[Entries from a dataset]
───

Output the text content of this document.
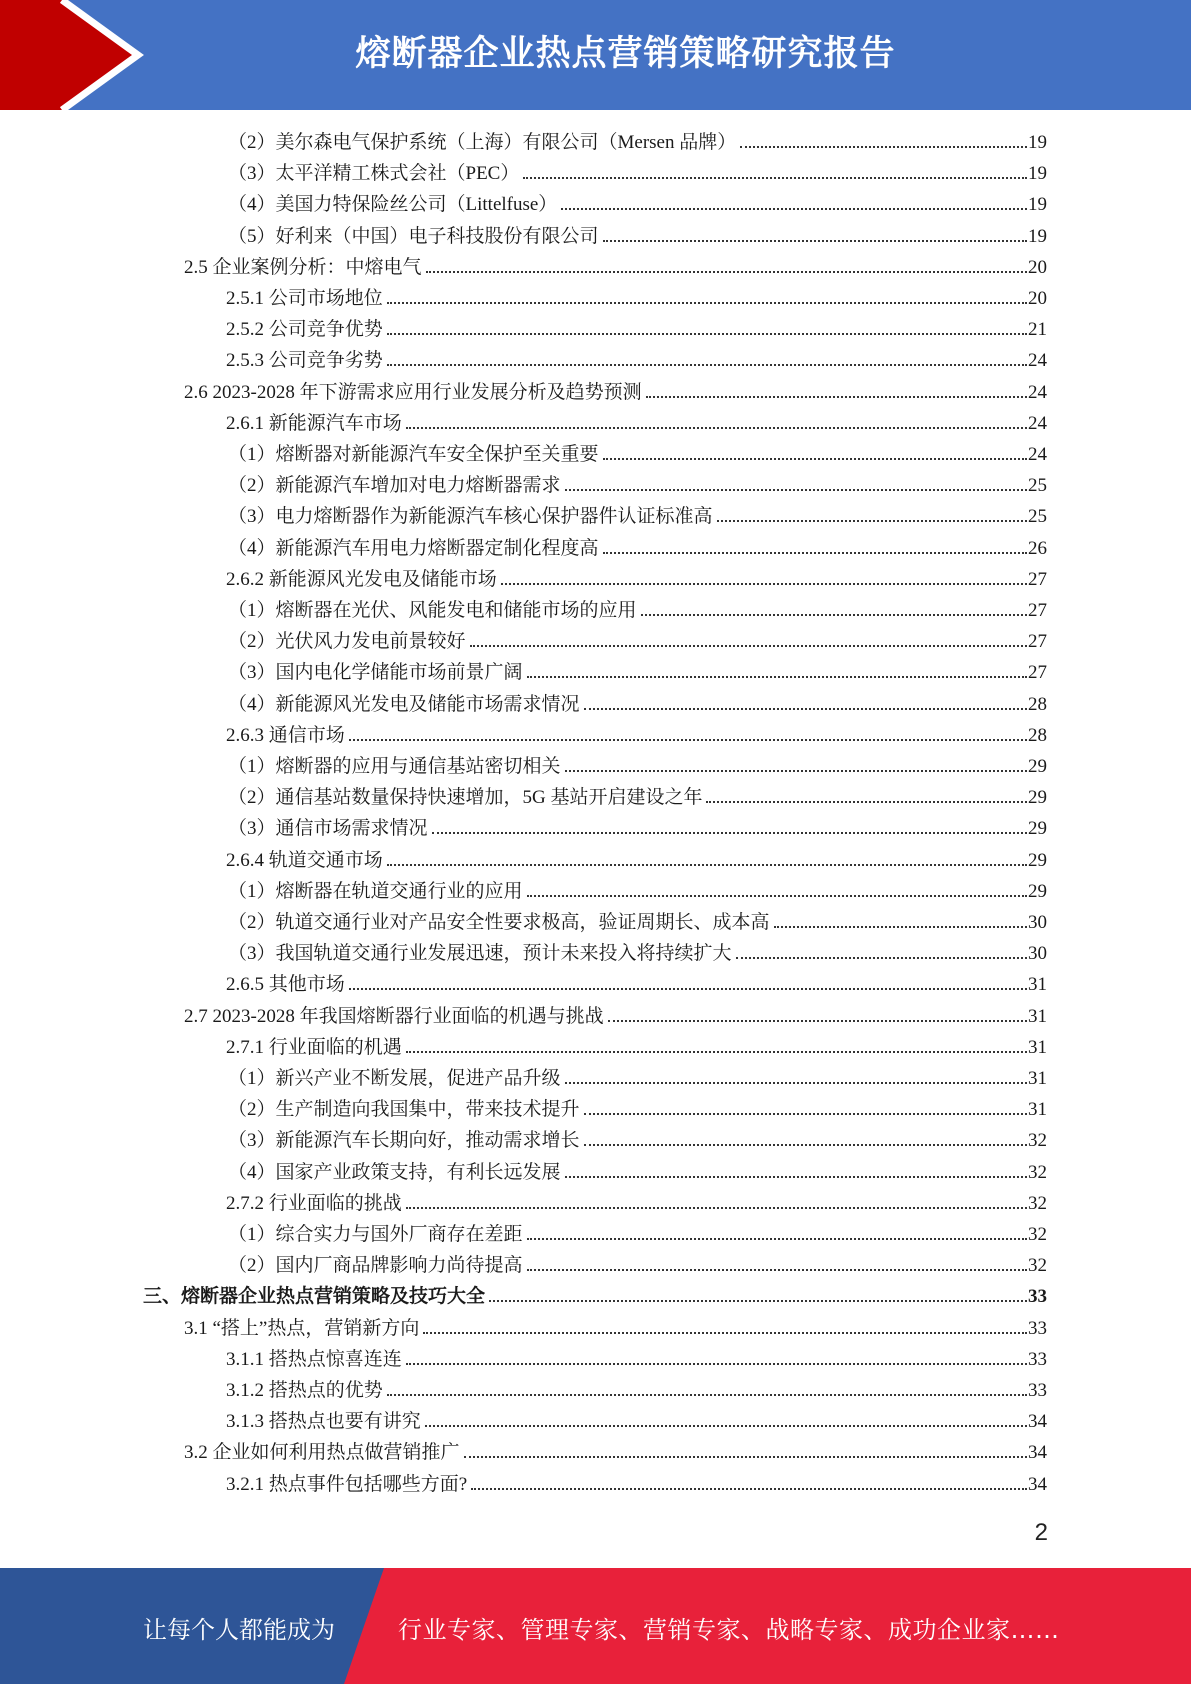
熔断器企业热点营销策略研究报告
（2）美尔森电气保护系统（上海）有限公司（Mersen 品牌）	19
（3）太平洋精工株式会社（PEC）	19
（4）美国力特保险丝公司（Littelfuse）	19
（5）好利来（中国）电子科技股份有限公司	19
2.5 企业案例分析：中熔电气	20
2.5.1 公司市场地位	20
2.5.2 公司竞争优势	21
2.5.3 公司竞争劣势	24
2.6 2023-2028 年下游需求应用行业发展分析及趋势预测	24
2.6.1 新能源汽车市场	24
（1）熔断器对新能源汽车安全保护至关重要	24
（2）新能源汽车增加对电力熔断器需求	25
（3）电力熔断器作为新能源汽车核心保护器件认证标准高	25
（4）新能源汽车用电力熔断器定制化程度高	26
2.6.2 新能源风光发电及储能市场	27
（1）熔断器在光伏、风能发电和储能市场的应用	27
（2）光伏风力发电前景较好	27
（3）国内电化学储能市场前景广阔	27
（4）新能源风光发电及储能市场需求情况	28
2.6.3 通信市场	28
（1）熔断器的应用与通信基站密切相关	29
（2）通信基站数量保持快速增加，5G 基站开启建设之年	29
（3）通信市场需求情况	29
2.6.4 轨道交通市场	29
（1）熔断器在轨道交通行业的应用	29
（2）轨道交通行业对产品安全性要求极高，验证周期长、成本高	30
（3）我国轨道交通行业发展迅速，预计未来投入将持续扩大	30
2.6.5 其他市场	31
2.7 2023-2028 年我国熔断器行业面临的机遇与挑战	31
2.7.1 行业面临的机遇	31
（1）新兴产业不断发展，促进产品升级	31
（2）生产制造向我国集中，带来技术提升	31
（3）新能源汽车长期向好，推动需求增长	32
（4）国家产业政策支持，有利长远发展	32
2.7.2 行业面临的挑战	32
（1）综合实力与国外厂商存在差距	32
（2）国内厂商品牌影响力尚待提高	32
三、熔断器企业热点营销策略及技巧大全	33
3.1 “搭上”热点，营销新方向	33
3.1.1 搭热点惊喜连连	33
3.1.2 搭热点的优势	33
3.1.3 搭热点也要有讲究	34
3.2 企业如何利用热点做营销推广	34
3.2.1 热点事件包括哪些方面?	34
2
让每个人都能成为	行业专家、管理专家、营销专家、战略专家、成功企业家……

───

WHAT TO WORK ON ::
In your copy of the records, include no pictures; repeat everything else exactly.

SOLUTION TO THIS EXERCISE ::
Output the text content of this document.
熔断器企业热点营销策略研究报告
（2）美尔森电气保护系统（上海）有限公司（Mersen 品牌）	19
（3）太平洋精工株式会社（PEC）	19
（4）美国力特保险丝公司（Littelfuse）	19
（5）好利来（中国）电子科技股份有限公司	19
2.5 企业案例分析：中熔电气	20
2.5.1 公司市场地位	20
2.5.2 公司竞争优势	21
2.5.3 公司竞争劣势	24
2.6 2023-2028 年下游需求应用行业发展分析及趋势预测	24
2.6.1 新能源汽车市场	24
（1）熔断器对新能源汽车安全保护至关重要	24
（2）新能源汽车增加对电力熔断器需求	25
（3）电力熔断器作为新能源汽车核心保护器件认证标准高	25
（4）新能源汽车用电力熔断器定制化程度高	26
2.6.2 新能源风光发电及储能市场	27
（1）熔断器在光伏、风能发电和储能市场的应用	27
（2）光伏风力发电前景较好	27
（3）国内电化学储能市场前景广阔	27
（4）新能源风光发电及储能市场需求情况	28
2.6.3 通信市场	28
（1）熔断器的应用与通信基站密切相关	29
（2）通信基站数量保持快速增加，5G 基站开启建设之年	29
（3）通信市场需求情况	29
2.6.4 轨道交通市场	29
（1）熔断器在轨道交通行业的应用	29
（2）轨道交通行业对产品安全性要求极高，验证周期长、成本高	30
（3）我国轨道交通行业发展迅速，预计未来投入将持续扩大	30
2.6.5 其他市场	31
2.7 2023-2028 年我国熔断器行业面临的机遇与挑战	31
2.7.1 行业面临的机遇	31
（1）新兴产业不断发展，促进产品升级	31
（2）生产制造向我国集中，带来技术提升	31
（3）新能源汽车长期向好，推动需求增长	32
（4）国家产业政策支持，有利长远发展	32
2.7.2 行业面临的挑战	32
（1）综合实力与国外厂商存在差距	32
（2）国内厂商品牌影响力尚待提高	32
三、熔断器企业热点营销策略及技巧大全	33
3.1 “搭上”热点，营销新方向	33
3.1.1 搭热点惊喜连连	33
3.1.2 搭热点的优势	33
3.1.3 搭热点也要有讲究	34
3.2 企业如何利用热点做营销推广	34
3.2.1 热点事件包括哪些方面?	34
2
让每个人都能成为	行业专家、管理专家、营销专家、战略专家、成功企业家……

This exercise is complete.